• RECORD EXCERPTS
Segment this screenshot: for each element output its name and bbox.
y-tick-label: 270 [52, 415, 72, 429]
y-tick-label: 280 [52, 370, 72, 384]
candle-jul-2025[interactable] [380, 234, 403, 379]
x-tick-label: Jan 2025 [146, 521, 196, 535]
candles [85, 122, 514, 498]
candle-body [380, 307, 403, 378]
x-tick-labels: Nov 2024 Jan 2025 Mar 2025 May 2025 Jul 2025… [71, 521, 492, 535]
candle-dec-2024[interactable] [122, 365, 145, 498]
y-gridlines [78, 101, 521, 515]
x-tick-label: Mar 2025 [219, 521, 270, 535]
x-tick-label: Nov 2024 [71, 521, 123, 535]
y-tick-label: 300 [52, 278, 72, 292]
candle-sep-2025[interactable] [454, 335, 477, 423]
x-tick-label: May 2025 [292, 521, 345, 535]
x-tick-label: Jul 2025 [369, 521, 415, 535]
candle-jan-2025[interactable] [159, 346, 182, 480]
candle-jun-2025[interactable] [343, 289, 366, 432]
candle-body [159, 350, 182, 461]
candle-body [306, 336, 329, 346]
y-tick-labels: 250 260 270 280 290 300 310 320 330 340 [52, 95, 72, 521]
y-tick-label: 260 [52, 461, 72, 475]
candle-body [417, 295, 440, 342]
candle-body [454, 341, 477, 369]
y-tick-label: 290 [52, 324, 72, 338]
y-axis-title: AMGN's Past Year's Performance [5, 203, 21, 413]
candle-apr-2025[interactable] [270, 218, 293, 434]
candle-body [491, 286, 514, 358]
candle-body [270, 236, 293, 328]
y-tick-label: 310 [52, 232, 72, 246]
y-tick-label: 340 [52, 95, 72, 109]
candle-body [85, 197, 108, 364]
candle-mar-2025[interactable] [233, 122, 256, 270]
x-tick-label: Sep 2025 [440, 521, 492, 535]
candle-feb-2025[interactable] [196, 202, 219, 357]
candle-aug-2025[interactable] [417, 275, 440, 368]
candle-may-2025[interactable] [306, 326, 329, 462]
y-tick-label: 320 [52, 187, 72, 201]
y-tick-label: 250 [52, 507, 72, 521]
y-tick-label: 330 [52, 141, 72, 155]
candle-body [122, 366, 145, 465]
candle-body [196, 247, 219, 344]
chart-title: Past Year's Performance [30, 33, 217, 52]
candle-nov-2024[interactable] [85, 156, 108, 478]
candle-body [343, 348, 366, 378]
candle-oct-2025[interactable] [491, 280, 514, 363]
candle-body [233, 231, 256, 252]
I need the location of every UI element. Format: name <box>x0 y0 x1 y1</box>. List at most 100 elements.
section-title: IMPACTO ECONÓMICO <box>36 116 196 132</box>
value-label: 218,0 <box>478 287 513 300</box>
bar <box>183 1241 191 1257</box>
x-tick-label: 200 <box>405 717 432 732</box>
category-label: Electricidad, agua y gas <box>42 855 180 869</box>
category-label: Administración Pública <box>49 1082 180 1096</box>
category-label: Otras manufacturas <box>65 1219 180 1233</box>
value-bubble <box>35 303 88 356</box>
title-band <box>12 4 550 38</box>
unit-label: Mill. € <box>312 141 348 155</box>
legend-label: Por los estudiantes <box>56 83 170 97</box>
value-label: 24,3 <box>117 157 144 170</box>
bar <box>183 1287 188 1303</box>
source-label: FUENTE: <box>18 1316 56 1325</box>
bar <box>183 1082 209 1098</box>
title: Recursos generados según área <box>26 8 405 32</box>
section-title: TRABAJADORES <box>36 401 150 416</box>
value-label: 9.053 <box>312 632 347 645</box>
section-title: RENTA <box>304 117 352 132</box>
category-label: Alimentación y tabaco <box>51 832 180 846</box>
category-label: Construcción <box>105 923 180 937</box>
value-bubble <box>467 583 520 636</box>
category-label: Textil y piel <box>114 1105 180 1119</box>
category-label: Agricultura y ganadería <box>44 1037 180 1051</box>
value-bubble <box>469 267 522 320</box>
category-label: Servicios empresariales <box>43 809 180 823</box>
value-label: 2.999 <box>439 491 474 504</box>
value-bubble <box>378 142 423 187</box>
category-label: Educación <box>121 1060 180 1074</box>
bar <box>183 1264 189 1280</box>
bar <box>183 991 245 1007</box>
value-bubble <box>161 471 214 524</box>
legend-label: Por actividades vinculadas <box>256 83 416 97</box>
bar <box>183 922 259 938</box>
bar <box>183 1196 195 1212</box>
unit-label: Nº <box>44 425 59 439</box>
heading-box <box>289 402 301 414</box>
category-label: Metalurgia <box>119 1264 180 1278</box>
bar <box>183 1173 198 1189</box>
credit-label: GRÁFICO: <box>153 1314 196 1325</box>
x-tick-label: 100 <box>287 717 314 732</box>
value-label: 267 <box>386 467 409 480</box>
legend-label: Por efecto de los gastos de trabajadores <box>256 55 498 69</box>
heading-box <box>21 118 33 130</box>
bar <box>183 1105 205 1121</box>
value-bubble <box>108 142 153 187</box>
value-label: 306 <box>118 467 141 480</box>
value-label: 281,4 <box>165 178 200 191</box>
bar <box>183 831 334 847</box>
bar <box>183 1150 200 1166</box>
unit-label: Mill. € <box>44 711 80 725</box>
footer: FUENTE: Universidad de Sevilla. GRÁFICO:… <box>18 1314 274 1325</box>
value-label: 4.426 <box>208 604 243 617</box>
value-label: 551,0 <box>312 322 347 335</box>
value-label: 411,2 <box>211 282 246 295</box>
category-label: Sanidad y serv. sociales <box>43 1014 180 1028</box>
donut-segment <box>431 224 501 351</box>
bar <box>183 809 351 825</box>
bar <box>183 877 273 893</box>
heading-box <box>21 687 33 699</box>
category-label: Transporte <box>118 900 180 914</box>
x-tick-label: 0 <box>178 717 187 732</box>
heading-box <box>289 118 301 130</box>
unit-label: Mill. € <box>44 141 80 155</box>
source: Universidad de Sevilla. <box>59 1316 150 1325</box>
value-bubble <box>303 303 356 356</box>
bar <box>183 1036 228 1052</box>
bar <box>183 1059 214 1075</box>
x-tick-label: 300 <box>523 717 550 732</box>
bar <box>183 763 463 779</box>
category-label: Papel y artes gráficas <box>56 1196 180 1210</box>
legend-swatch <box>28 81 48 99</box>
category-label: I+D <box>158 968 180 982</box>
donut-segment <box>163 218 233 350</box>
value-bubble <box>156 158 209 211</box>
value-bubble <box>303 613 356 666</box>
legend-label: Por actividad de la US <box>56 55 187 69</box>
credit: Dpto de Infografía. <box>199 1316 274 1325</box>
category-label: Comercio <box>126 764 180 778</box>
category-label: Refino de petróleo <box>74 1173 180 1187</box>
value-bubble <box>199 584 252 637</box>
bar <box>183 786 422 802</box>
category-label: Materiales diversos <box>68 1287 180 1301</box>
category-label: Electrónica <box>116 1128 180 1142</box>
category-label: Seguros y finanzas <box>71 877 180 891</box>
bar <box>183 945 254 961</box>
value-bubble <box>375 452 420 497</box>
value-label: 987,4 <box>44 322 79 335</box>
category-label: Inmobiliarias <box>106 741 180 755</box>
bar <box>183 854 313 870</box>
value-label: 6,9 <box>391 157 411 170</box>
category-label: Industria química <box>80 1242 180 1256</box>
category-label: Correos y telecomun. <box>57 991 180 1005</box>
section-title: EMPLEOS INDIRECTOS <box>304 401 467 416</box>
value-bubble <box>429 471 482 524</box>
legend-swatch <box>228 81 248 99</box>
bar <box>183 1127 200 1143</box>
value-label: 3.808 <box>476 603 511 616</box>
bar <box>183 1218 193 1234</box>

• WHAT IS NEEDED
Can you recast the entries as a Markdown table with the columns "Row" and "Line", starting at the first line and stopping after the line that contains "x-tick-label: Mar 2025 [219, 521, 270, 535]", with blank lines left out?

• THE ANSWER
| Row | Line |
|---|---|
| 1 | Segment this screenshot: for each element output its name and bbox. |
| 2 | y-tick-label: 270 [52, 415, 72, 429] |
| 3 | y-tick-label: 280 [52, 370, 72, 384] |
| 4 | candle-jul-2025[interactable] [380, 234, 403, 379] |
| 5 | x-tick-label: Jan 2025 [146, 521, 196, 535] |
| 6 | candles [85, 122, 514, 498] |
| 7 | candle-body [380, 307, 403, 378] |
| 8 | x-tick-labels: Nov 2024 Jan 2025 Mar 2025 May 2025 Jul 2025… [71, 521, 492, 535] |
| 9 | candle-dec-2024[interactable] [122, 365, 145, 498] |
| 10 | y-gridlines [78, 101, 521, 515] |
| 11 | x-tick-label: Mar 2025 [219, 521, 270, 535] |